- [Task requirements]: Write out all lines holding the word "Global".

┌────────

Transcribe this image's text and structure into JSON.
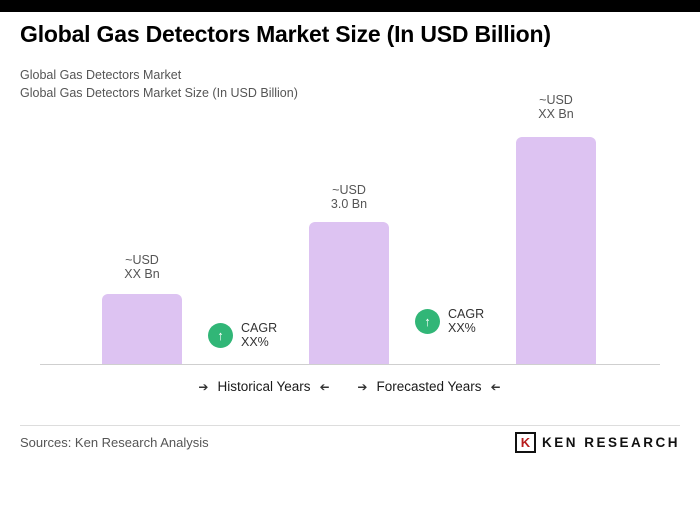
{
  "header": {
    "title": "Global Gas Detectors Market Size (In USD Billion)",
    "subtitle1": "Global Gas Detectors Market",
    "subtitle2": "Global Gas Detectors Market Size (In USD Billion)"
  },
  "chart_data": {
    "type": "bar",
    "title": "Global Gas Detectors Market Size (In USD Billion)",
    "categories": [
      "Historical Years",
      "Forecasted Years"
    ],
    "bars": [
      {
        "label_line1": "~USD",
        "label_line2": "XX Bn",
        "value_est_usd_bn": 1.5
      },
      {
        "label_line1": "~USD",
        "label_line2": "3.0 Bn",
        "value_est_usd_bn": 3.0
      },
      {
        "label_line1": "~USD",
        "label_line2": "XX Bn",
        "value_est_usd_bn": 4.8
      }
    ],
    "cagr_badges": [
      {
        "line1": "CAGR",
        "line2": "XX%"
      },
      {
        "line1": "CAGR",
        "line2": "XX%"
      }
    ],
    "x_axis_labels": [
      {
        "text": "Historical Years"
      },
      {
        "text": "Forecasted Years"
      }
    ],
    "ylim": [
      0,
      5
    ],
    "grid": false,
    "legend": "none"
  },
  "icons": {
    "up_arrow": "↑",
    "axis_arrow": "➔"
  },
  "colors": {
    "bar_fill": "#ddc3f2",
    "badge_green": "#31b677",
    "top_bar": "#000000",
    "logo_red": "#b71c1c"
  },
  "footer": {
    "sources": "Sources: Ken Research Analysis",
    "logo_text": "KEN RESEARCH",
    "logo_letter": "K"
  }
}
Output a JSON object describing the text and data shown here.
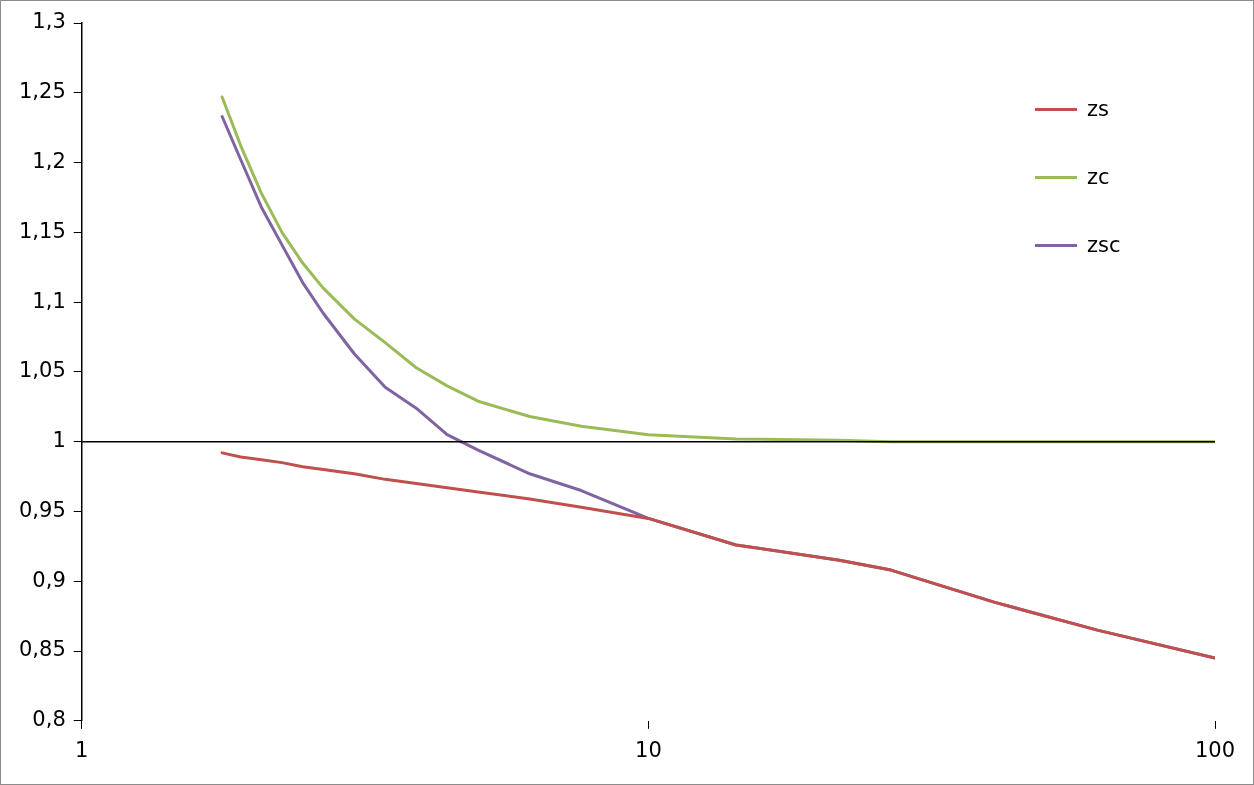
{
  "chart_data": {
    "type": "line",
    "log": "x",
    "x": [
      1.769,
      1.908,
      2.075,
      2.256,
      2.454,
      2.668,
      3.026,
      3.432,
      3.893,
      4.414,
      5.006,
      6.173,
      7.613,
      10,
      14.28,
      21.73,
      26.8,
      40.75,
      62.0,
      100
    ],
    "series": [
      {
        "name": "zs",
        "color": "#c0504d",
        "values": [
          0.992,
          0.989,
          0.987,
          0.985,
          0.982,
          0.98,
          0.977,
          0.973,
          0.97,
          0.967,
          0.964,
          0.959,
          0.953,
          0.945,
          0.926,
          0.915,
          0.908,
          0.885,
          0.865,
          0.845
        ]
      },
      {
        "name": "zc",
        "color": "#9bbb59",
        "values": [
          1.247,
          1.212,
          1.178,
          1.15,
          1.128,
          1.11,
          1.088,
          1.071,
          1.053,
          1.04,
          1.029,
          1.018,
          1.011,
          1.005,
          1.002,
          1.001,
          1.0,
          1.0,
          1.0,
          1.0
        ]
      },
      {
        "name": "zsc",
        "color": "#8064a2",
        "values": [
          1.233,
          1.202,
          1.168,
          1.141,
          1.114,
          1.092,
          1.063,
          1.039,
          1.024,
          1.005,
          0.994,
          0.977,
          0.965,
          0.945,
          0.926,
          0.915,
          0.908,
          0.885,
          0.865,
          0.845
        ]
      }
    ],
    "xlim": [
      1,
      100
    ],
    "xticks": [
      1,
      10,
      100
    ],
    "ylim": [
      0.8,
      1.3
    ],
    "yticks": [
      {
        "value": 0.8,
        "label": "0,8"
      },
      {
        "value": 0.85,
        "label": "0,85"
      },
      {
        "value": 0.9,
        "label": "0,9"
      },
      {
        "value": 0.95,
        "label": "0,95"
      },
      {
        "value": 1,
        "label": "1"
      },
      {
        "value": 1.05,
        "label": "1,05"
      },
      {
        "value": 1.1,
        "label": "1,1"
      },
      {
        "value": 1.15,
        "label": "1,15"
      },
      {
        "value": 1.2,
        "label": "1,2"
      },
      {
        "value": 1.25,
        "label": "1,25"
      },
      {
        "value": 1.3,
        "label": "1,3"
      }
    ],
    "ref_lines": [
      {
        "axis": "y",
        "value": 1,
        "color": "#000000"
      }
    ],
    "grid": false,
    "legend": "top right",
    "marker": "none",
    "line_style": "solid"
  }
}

└────────

- [Answer to the problem]:
    "title": "Global Gas Detectors Market Size (In USD Billion)",
    "subtitle1": "Global Gas Detectors Market",
    "subtitle2": "Global Gas Detectors Market Size (In USD Billion)"
    "title": "Global Gas Detectors Market Size (In USD Billion)",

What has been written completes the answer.